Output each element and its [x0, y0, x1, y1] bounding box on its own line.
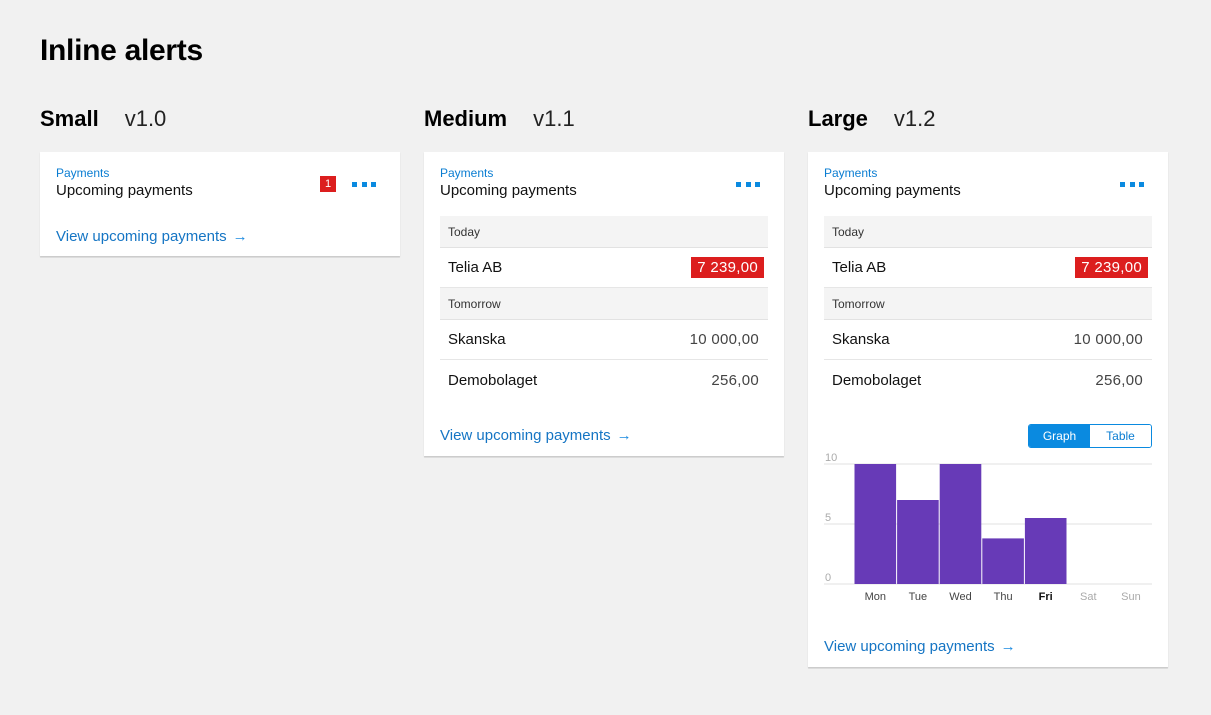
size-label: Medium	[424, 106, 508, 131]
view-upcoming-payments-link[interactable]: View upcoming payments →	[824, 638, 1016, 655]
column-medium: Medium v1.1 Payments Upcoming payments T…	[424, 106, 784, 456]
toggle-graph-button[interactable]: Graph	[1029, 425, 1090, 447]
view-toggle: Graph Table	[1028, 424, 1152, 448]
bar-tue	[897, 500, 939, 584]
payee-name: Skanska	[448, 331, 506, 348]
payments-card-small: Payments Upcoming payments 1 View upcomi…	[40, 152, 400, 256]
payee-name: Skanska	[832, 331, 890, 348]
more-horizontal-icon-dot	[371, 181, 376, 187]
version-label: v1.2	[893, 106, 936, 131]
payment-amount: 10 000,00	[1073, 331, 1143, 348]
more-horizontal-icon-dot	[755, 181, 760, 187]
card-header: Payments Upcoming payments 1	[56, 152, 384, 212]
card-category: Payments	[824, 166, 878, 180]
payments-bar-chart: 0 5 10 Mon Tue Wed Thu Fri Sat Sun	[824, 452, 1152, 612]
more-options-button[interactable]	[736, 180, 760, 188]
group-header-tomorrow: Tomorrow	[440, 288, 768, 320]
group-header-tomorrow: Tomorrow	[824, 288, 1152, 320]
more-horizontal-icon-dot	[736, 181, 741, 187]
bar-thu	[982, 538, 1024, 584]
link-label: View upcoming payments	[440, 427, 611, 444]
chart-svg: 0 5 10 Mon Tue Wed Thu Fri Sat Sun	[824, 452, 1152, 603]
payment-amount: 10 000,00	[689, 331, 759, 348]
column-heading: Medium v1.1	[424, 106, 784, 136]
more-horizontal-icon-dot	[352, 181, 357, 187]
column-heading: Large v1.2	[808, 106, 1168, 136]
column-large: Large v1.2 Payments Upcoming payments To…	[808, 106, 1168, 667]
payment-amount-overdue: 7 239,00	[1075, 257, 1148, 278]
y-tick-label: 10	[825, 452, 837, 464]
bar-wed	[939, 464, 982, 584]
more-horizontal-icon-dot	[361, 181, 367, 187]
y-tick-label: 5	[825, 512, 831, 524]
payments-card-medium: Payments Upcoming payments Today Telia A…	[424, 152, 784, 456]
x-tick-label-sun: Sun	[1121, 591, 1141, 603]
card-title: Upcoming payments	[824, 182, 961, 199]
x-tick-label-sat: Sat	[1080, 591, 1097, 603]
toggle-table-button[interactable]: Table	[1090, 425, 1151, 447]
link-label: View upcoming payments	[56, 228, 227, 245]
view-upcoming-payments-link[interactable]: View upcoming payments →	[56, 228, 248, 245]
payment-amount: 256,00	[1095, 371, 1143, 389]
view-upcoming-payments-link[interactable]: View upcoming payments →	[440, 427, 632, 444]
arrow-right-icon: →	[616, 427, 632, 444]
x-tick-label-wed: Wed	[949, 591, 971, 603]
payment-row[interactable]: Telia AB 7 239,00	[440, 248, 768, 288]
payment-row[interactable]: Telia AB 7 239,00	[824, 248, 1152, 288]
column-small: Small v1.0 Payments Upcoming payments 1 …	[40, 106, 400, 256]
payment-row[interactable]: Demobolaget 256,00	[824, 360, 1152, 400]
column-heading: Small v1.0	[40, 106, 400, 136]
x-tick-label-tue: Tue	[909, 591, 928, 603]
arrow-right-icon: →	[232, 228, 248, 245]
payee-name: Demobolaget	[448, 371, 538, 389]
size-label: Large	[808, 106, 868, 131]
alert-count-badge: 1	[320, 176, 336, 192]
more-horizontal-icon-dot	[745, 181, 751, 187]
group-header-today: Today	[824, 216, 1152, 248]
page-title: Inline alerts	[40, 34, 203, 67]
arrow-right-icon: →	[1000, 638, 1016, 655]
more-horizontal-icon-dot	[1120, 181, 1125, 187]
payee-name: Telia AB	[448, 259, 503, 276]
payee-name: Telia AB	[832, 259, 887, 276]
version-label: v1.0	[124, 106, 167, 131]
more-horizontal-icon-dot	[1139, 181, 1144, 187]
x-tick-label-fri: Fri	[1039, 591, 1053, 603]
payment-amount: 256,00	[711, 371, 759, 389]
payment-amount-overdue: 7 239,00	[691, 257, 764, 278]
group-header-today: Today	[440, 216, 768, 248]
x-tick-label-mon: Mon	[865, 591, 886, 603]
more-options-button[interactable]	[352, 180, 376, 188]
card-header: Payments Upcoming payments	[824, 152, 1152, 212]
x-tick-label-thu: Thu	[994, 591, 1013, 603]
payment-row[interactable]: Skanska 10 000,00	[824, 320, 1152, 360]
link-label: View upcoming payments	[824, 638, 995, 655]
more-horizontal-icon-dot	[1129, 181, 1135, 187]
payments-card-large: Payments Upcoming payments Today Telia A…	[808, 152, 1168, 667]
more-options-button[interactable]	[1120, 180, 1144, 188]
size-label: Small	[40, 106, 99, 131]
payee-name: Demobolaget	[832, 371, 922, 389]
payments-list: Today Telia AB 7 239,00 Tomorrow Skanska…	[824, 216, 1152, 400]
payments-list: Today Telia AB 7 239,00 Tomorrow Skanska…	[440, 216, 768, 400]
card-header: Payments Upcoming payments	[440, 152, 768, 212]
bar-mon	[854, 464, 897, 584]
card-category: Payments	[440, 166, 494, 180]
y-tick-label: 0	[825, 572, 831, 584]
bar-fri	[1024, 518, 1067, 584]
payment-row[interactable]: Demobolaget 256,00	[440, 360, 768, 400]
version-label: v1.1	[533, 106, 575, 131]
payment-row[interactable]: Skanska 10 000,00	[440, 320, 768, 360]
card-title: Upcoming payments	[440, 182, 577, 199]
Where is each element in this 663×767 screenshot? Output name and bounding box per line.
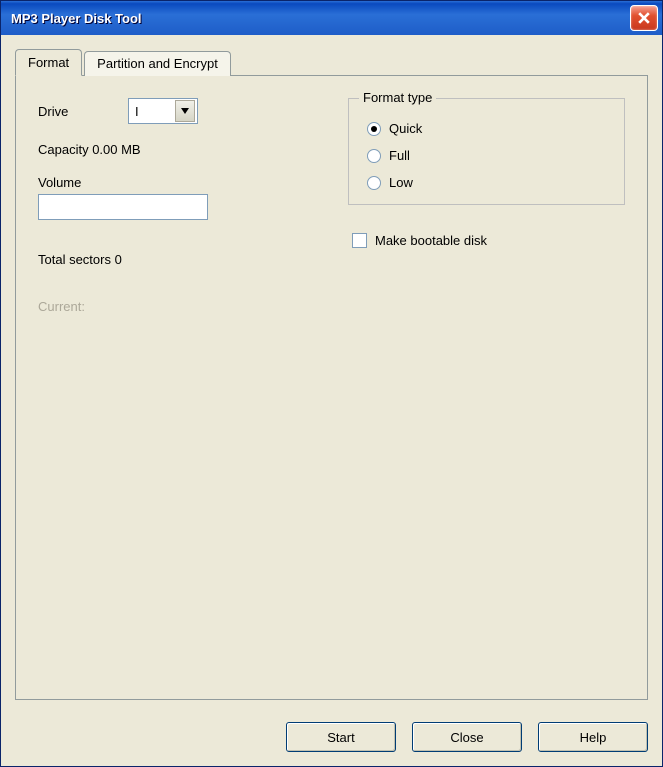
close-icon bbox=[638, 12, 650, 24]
--------------------------------------------------
** Written task **
Show each line from the material above that contains the string "card". Matching is case-sensitive.

** Output for this task **
payments-card-small: Payments Upcoming payments 1 View upcomi…	[40, 152, 400, 256]
card-header: Payments Upcoming payments 1	[56, 152, 384, 212]
card-category: Payments	[824, 166, 878, 180]
payments-card-medium: Payments Upcoming payments Today Telia A…	[424, 152, 784, 456]
card-title: Upcoming payments	[824, 182, 961, 199]
card-header: Payments Upcoming payments	[824, 152, 1152, 212]
payments-card-large: Payments Upcoming payments Today Telia A…	[808, 152, 1168, 667]
card-header: Payments Upcoming payments	[440, 152, 768, 212]
card-category: Payments	[440, 166, 494, 180]
card-title: Upcoming payments	[440, 182, 577, 199]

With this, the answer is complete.